**Input rows**
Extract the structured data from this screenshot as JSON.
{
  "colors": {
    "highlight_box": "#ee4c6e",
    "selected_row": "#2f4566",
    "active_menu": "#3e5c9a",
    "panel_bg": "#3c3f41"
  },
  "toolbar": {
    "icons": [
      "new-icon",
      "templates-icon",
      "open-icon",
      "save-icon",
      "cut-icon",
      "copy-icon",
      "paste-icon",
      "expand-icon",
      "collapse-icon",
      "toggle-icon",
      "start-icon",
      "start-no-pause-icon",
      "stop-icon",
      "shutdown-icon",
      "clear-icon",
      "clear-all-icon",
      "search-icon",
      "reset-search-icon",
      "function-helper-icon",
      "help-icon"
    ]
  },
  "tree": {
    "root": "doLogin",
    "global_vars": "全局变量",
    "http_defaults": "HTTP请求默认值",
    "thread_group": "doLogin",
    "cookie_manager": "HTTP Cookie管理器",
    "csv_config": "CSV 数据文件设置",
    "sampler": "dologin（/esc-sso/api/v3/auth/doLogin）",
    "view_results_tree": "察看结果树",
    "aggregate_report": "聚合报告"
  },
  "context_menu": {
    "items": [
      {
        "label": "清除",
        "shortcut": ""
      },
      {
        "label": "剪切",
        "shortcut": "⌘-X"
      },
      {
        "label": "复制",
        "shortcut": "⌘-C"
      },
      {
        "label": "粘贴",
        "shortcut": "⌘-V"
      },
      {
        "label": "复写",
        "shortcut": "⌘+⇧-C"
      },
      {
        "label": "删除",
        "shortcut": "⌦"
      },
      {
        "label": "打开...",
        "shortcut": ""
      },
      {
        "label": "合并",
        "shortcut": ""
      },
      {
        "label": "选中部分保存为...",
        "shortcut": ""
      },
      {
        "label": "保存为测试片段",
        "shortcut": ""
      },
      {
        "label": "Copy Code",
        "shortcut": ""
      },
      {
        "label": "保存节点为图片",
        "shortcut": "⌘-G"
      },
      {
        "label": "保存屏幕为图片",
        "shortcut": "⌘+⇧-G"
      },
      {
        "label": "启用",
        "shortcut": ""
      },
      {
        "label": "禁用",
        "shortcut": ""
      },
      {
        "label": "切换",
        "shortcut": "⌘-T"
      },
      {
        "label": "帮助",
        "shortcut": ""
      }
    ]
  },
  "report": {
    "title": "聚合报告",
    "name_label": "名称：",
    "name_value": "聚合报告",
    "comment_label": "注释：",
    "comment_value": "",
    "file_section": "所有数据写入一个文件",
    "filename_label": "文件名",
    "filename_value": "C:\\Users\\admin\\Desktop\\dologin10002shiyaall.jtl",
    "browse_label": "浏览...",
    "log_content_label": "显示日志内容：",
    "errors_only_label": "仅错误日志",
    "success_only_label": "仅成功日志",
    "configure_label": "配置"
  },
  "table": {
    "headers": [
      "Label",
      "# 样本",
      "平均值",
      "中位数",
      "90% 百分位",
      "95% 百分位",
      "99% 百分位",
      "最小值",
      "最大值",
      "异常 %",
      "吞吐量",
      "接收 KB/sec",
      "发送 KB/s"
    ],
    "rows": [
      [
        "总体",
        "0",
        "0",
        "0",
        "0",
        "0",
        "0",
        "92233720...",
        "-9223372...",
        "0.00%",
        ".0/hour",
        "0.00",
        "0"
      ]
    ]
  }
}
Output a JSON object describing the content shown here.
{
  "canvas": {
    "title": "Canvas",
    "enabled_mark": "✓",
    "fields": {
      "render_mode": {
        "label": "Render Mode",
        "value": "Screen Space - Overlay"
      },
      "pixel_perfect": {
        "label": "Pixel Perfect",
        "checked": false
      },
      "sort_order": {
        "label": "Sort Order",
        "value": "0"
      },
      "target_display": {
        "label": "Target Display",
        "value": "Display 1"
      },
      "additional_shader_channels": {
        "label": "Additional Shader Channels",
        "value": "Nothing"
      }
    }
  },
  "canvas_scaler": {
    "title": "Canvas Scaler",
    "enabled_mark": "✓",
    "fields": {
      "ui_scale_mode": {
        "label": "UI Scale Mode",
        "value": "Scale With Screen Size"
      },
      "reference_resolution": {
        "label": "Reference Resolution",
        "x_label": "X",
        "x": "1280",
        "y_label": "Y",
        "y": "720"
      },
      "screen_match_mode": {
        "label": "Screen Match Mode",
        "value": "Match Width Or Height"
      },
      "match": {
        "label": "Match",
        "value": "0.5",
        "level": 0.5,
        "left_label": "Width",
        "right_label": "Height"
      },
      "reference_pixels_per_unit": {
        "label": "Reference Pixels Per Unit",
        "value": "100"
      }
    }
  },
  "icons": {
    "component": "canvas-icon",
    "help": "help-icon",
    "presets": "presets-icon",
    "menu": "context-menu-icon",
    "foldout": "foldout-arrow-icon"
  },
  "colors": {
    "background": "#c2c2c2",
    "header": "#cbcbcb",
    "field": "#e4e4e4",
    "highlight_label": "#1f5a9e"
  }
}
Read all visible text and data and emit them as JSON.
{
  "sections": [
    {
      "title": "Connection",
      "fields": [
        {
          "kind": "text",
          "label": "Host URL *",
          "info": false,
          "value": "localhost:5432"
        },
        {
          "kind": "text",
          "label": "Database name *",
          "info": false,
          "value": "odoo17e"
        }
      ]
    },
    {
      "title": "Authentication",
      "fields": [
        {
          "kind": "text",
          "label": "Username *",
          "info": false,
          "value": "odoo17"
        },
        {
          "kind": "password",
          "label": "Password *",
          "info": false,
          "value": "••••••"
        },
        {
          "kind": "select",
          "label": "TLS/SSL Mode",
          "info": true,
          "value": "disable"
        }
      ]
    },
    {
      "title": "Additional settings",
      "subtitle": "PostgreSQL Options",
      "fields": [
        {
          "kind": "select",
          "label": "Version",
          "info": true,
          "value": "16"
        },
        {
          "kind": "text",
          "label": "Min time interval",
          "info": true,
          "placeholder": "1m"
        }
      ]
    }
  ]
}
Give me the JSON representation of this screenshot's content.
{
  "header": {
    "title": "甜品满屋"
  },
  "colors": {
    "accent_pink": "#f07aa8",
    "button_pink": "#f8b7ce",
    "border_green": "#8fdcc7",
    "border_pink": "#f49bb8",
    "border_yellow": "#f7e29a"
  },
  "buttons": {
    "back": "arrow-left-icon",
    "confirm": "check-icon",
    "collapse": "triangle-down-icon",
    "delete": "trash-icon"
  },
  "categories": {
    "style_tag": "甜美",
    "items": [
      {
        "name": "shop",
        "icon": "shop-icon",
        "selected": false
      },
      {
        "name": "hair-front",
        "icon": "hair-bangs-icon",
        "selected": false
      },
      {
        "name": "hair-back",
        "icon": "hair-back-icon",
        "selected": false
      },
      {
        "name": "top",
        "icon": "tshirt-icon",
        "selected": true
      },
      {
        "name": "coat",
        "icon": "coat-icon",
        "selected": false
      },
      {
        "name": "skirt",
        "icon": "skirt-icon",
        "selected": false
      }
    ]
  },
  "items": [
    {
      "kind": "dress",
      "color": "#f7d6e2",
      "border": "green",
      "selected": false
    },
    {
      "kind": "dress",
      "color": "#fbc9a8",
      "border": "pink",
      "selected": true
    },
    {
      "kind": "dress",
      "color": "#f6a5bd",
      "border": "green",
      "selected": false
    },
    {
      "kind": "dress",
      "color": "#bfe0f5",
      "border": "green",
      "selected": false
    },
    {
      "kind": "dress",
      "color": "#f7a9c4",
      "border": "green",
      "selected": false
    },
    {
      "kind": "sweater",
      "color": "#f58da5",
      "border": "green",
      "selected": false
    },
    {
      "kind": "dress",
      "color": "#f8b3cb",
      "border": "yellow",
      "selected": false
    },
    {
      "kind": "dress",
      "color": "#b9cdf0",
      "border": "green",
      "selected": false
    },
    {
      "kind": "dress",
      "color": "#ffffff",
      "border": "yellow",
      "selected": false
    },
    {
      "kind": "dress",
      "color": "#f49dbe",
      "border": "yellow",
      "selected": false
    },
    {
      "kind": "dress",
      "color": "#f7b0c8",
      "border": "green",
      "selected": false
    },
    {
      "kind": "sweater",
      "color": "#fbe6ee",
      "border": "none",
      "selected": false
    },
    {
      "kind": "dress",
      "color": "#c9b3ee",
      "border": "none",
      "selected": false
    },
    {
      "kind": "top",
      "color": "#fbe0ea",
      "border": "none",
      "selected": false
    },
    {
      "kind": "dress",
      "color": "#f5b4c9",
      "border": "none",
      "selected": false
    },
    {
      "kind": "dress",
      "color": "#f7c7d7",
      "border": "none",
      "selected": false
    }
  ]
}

**What needs to be done**
Say, as a single number and nothing more, how many lines of the entries contain the word "hair".

**Result below**
4